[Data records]
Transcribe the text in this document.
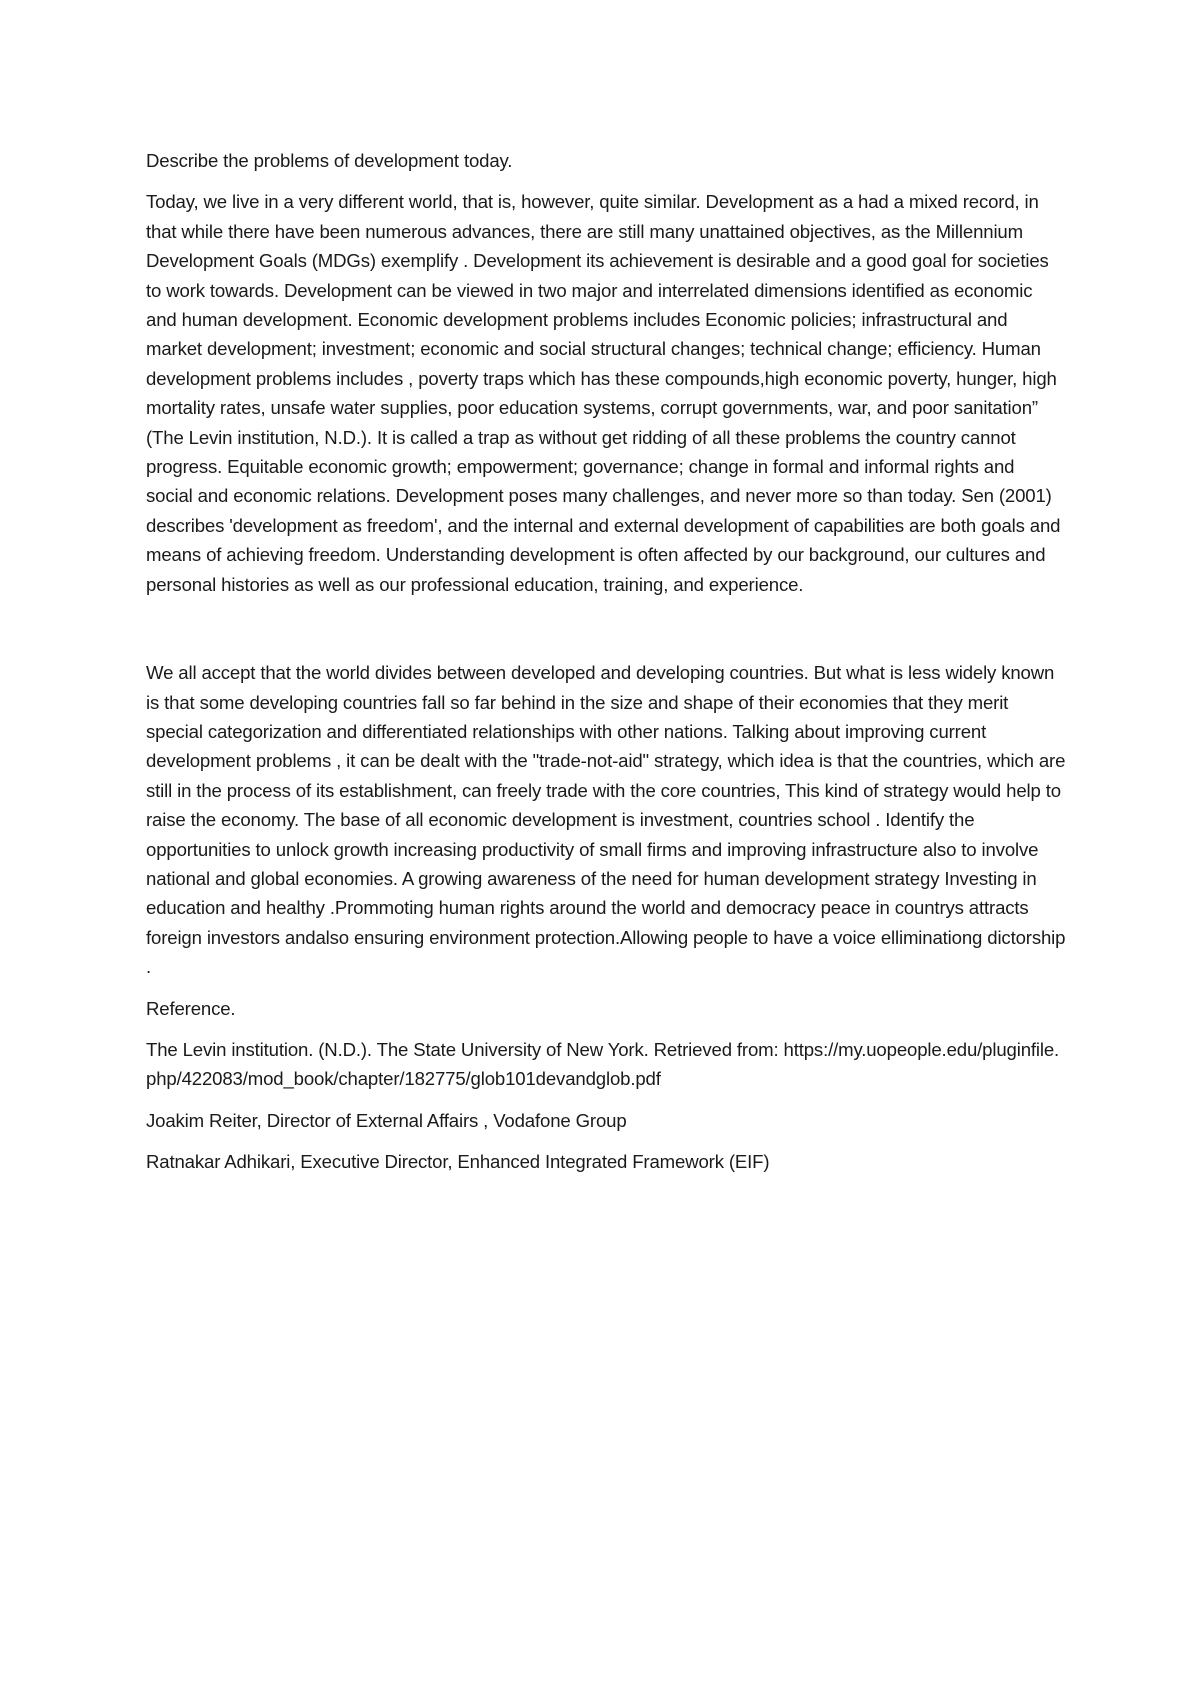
Describe the problems of development today.

Today, we live in a very different world, that is, however, quite similar. Development as a had a mixed record, in that while there have been numerous advances, there are still many unattained objectives, as the Millennium Development Goals (MDGs) exemplify . Development its achievement is desirable and a good goal for societies to work towards. Development can be viewed in two major and interrelated dimensions identified as economic and human development. Economic development problems includes Economic policies; infrastructural and market development; investment; economic and social structural changes; technical change; efficiency. Human development problems includes , poverty traps which has these compounds,high economic poverty, hunger, high mortality rates, unsafe water supplies, poor education systems, corrupt governments, war, and poor sanitation” (The Levin institution, N.D.). It is called a trap as without get ridding of all these problems the country cannot progress. Equitable economic growth; empowerment; governance; change in formal and informal rights and social and economic relations. Development poses many challenges, and never more so than today. Sen (2001) describes 'development as freedom', and the internal and external development of capabilities are both goals and means of achieving freedom. Understanding development is often affected by our background, our cultures and personal histories as well as our professional education, training, and experience.

We all accept that the world divides between developed and developing countries. But what is less widely known is that some developing countries fall so far behind in the size and shape of their economies that they merit special categorization and differentiated relationships with other nations. Talking about improving current development problems , it can be dealt with the "trade-not-aid" strategy, which idea is that the countries, which are still in the process of its establishment, can freely trade with the core countries, This kind of strategy would help to raise the economy. The base of all economic development is investment, countries school . Identify the opportunities to unlock growth increasing productivity of small firms and improving infrastructure also to involve national and global economies. A growing awareness of the need for human development strategy Investing in education and healthy .Prommoting human rights around the world and democracy peace in countrys attracts foreign investors andalso ensuring environment protection.Allowing people to have a voice elliminationg dictorship .

Reference.

The Levin institution. (N.D.). The State University of New York. Retrieved from: https://my.uopeople.edu/pluginfile.php/422083/mod_book/chapter/182775/glob101devandglob.pdf

Joakim Reiter, Director of External Affairs , Vodafone Group

Ratnakar Adhikari, Executive Director, Enhanced Integrated Framework (EIF)
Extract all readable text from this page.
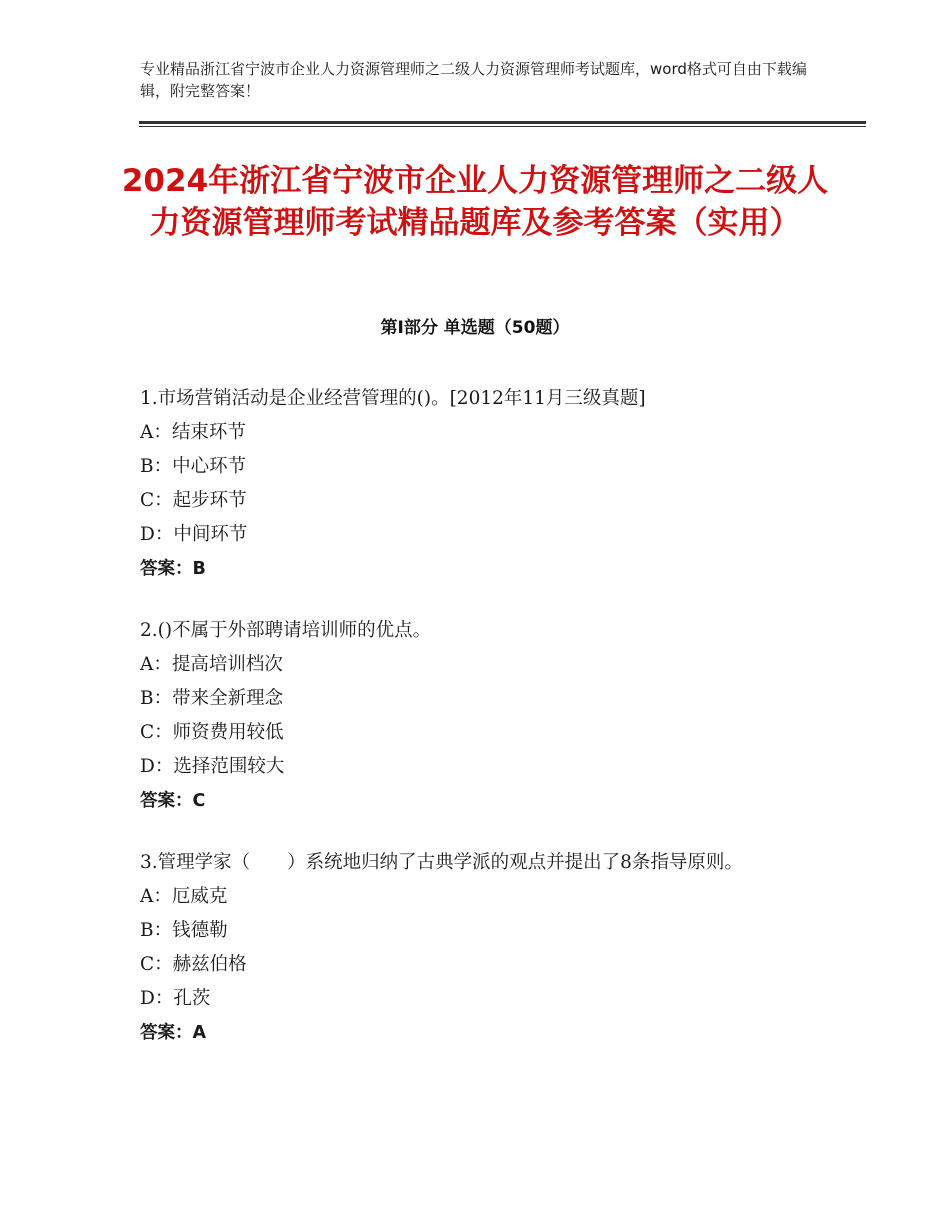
专业精品浙江省宁波市企业人力资源管理师之二级人力资源管理师考试题库，word格式可自由下载编辑，附完整答案！
2024年浙江省宁波市企业人力资源管理师之二级人力资源管理师考试精品题库及参考答案（实用）
第Ⅰ部分 单选题（50题）

1.市场营销活动是企业经营管理的()。[2012年11月三级真题]

A：结束环节

B：中心环节

C：起步环节

D：中间环节

答案：B

2.()不属于外部聘请培训师的优点。

A：提高培训档次

B：带来全新理念

C：师资费用较低

D：选择范围较大

答案：C

3.管理学家（　　）系统地归纳了古典学派的观点并提出了8条指导原则。

A：厄威克

B：钱德勒

C：赫兹伯格

D：孔茨

答案：A
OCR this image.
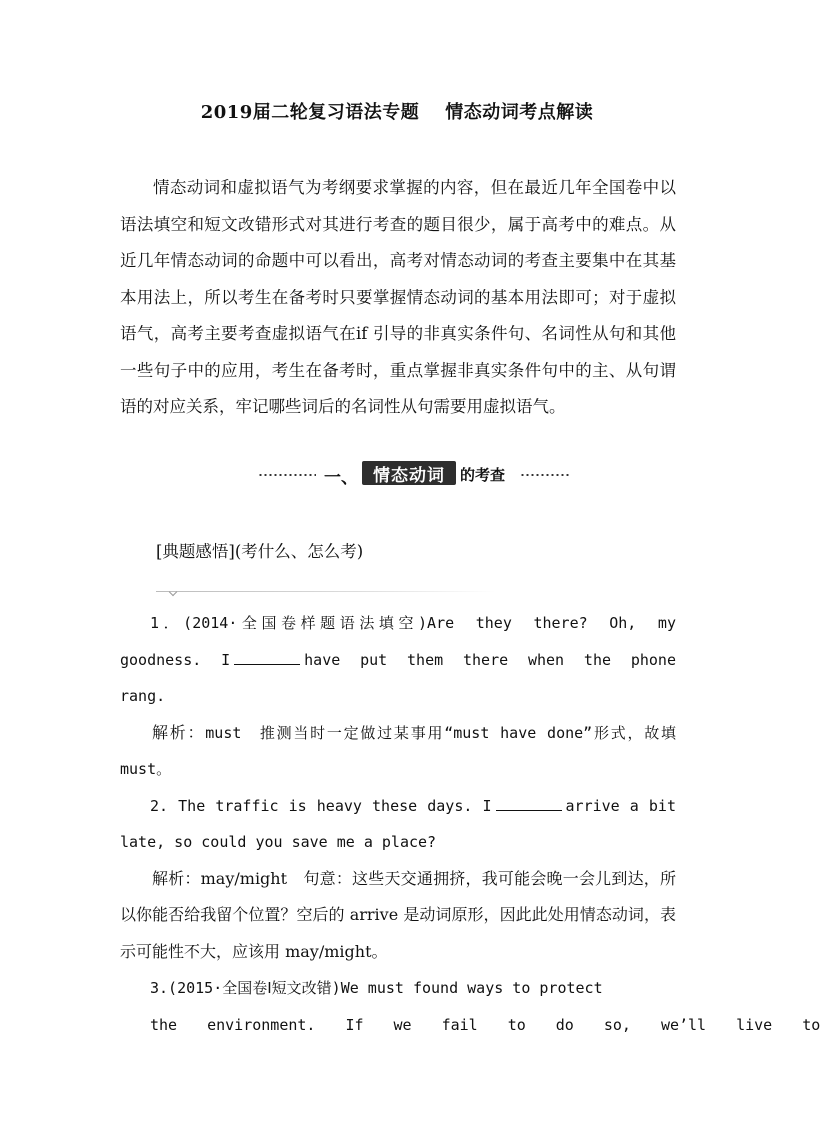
2019届二轮复习语法专题 情态动词考点解读

情态动词和虚拟语气为考纲要求掌握的内容，但在最近几年全国卷中以语法填空和短文改错形式对其进行考查的题目很少，属于高考中的难点。从近几年情态动词的命题中可以看出，高考对情态动词的考查主要集中在其基本用法上，所以考生在备考时只要掌握情态动词的基本用法即可；对于虚拟语气，高考主要考查虚拟语气在if 引导的非真实条件句、名词性从句和其他一些句子中的应用，考生在备考时，重点掌握非真实条件句中的主、从句谓语的对应关系，牢记哪些词后的名词性从句需要用虚拟语气。

一、 情态动词	的考查
[典题感悟](考什么、怎么考)

1．(2014·全国卷样题语法填空)Are they there? Oh, my goodness. I	have put them there when the phone rang.

解析：must　推测当时一定做过某事用“must have done”形式，故填 must。

2. The traffic is heavy these days. I	arrive a bit late, so could you save me a place?

解析：may/might　句意：这些天交通拥挤，我可能会晚一会儿到达，所以你能否给我留个位置？空后的 arrive 是动词原形，因此此处用情态动词，表示可能性不大，应该用 may/might。

3.(2015·全国卷Ⅰ短文改错)We must found ways to protect

the	environment.	If	we	fail	to	do	so,	we’ll	live	to
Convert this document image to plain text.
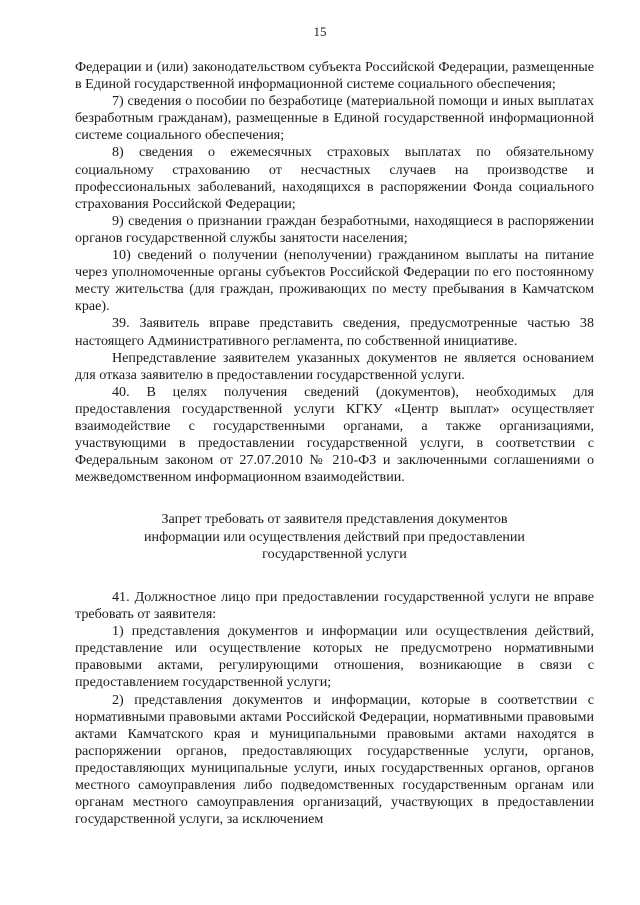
15

Федерации и (или) законодательством субъекта Российской Федерации, размещенные в Единой государственной информационной системе социального обеспечения;

7) сведения о пособии по безработице (материальной помощи и иных выплатах безработным гражданам), размещенные в Единой государственной информационной системе социального обеспечения;

8) сведения о ежемесячных страховых выплатах по обязательному социальному страхованию от несчастных случаев на производстве и профессиональных заболеваний, находящихся в распоряжении Фонда социального страхования Российской Федерации;

9) сведения о признании граждан безработными, находящиеся в распоряжении органов государственной службы занятости населения;

10) сведений о получении (неполучении) гражданином выплаты на питание через уполномоченные органы субъектов Российской Федерации по его постоянному месту жительства (для граждан, проживающих по месту пребывания в Камчатском крае).

39. Заявитель вправе представить сведения, предусмотренные частью 38 настоящего Административного регламента, по собственной инициативе.

Непредставление заявителем указанных документов не является основанием для отказа заявителю в предоставлении государственной услуги.

40. В целях получения сведений (документов), необходимых для предоставления государственной услуги КГКУ «Центр выплат» осуществляет взаимодействие с государственными органами, а также организациями, участвующими в предоставлении государственной услуги, в соответствии с Федеральным законом от 27.07.2010 № 210-ФЗ и заключенными соглашениями о межведомственном информационном взаимодействии.

Запрет требовать от заявителя представления документов

информации или осуществления действий при предоставлении

государственной услуги

41. Должностное лицо при предоставлении государственной услуги не вправе требовать от заявителя:

1) представления документов и информации или осуществления действий, представление или осуществление которых не предусмотрено нормативными правовыми актами, регулирующими отношения, возникающие в связи с предоставлением государственной услуги;

2) представления документов и информации, которые в соответствии с нормативными правовыми актами Российской Федерации, нормативными правовыми актами Камчатского края и муниципальными правовыми актами находятся в распоряжении органов, предоставляющих государственные услуги, органов, предоставляющих муниципальные услуги, иных государственных органов, органов местного самоуправления либо подведомственных государственным органам или органам местного самоуправления организаций, участвующих в предоставлении государственной услуги, за исключением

Objective: Filter the entries above down to the lines containing the word "document".

Answer to the task:
Transcribe the text in this document.
Convert this document image to plain text.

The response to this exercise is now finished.